_SELECTED PASSAGE_.
Droplets from the nose and mouth of untreated patients are the primary route of transmission of the chronic infectious disease known as leprosy, which is caused by Mycobacterium leprae or Mycobacterium lepromatosis. However, it is challenging to distinguish leprosy from other diseases that cause skin lesions because there are no reliable serological markers or distinctive clinical signs.
This case report presents and summarizes the diagnosis and treatment of a case of leprosy that was initially misdiagnosed as erythema multiforme. A female patient, age 43, was admitted to the facility in May, reporting “repeated fever with superficial lymphadenopathy and widespread rash.” Multiple lymph nodes and skin biopsies, routine pathological examination, immunohistochemistry, acid-fast, silver hexamine, periodic acid-Schiff (PAS), and second-generation gene sequencing of fresh biopsy tissue, all contributed to the patient’s diagnosis, which was based on the 2 key clinical characteristics of superficial lymphadenopathy and systemic pleomorphic erythema.

_RECORD SET_.
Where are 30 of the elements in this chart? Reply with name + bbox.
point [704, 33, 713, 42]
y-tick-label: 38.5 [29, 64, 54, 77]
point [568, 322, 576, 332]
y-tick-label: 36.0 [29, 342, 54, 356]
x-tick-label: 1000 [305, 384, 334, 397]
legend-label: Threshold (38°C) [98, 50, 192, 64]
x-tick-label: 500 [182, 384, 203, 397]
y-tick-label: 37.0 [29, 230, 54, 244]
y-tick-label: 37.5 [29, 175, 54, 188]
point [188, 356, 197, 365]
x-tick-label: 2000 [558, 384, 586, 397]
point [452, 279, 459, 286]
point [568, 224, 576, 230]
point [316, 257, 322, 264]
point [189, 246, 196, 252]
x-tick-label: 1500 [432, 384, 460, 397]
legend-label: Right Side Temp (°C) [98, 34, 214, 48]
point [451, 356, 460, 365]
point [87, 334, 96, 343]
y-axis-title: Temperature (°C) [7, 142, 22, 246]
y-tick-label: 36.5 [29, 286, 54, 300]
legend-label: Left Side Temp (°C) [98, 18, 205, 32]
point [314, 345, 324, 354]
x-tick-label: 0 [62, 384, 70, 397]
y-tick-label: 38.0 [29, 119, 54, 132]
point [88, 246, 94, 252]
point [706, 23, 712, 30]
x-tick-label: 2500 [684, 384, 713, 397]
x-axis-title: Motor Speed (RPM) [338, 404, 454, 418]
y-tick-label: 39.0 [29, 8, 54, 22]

_PROBLEM A_.
Rewrite the leprosy case report starting at "Droplets from the" and ending at "distinctive clinical signs.", swapping "leprosy" for "Hansen's disease".
_PROBLEM B_.
Answer these about the leprosy case report:
(i) Which organisms cause leprosy?
(ii) What was the case first misdiagnosed as?
(iii) How old was the patient?
_PROBLEM C_.
Please pick up the leprosy case report after its final sentence and keep writing.

_TASK RESPONSE A_.
Droplets from the nose and mouth of untreated patients are the primary route of transmission of the chronic infectious disease known as Hansen's disease, which is caused by Mycobacterium leprae or Mycobacterium lepromatosis. However, it is challenging to distinguish Hansen's disease from other diseases that cause skin lesions because there are no reliable serological markers or distinctive clinical signs.

_TASK RESPONSE B_.
(i) Mycobacterium leprae or Mycobacterium lepromatosis
(ii) Erythema multiforme
(iii) 43

_TASK RESPONSE C_.
At the Institute of Dermatology and Venereal Diseases, the patient has been given the antibiotics dapsone, rifampicin, and clofazimine. As a result, her normal body temperature was restored after a year of medication, the redness in her face lessened, and the size of her axillary lymph nodes steadily shrank. Ultimately, second-generation gene sequencing and specialized pathological labeling indicate advantages in differentiating leprosy from other skin lesion-related disorders.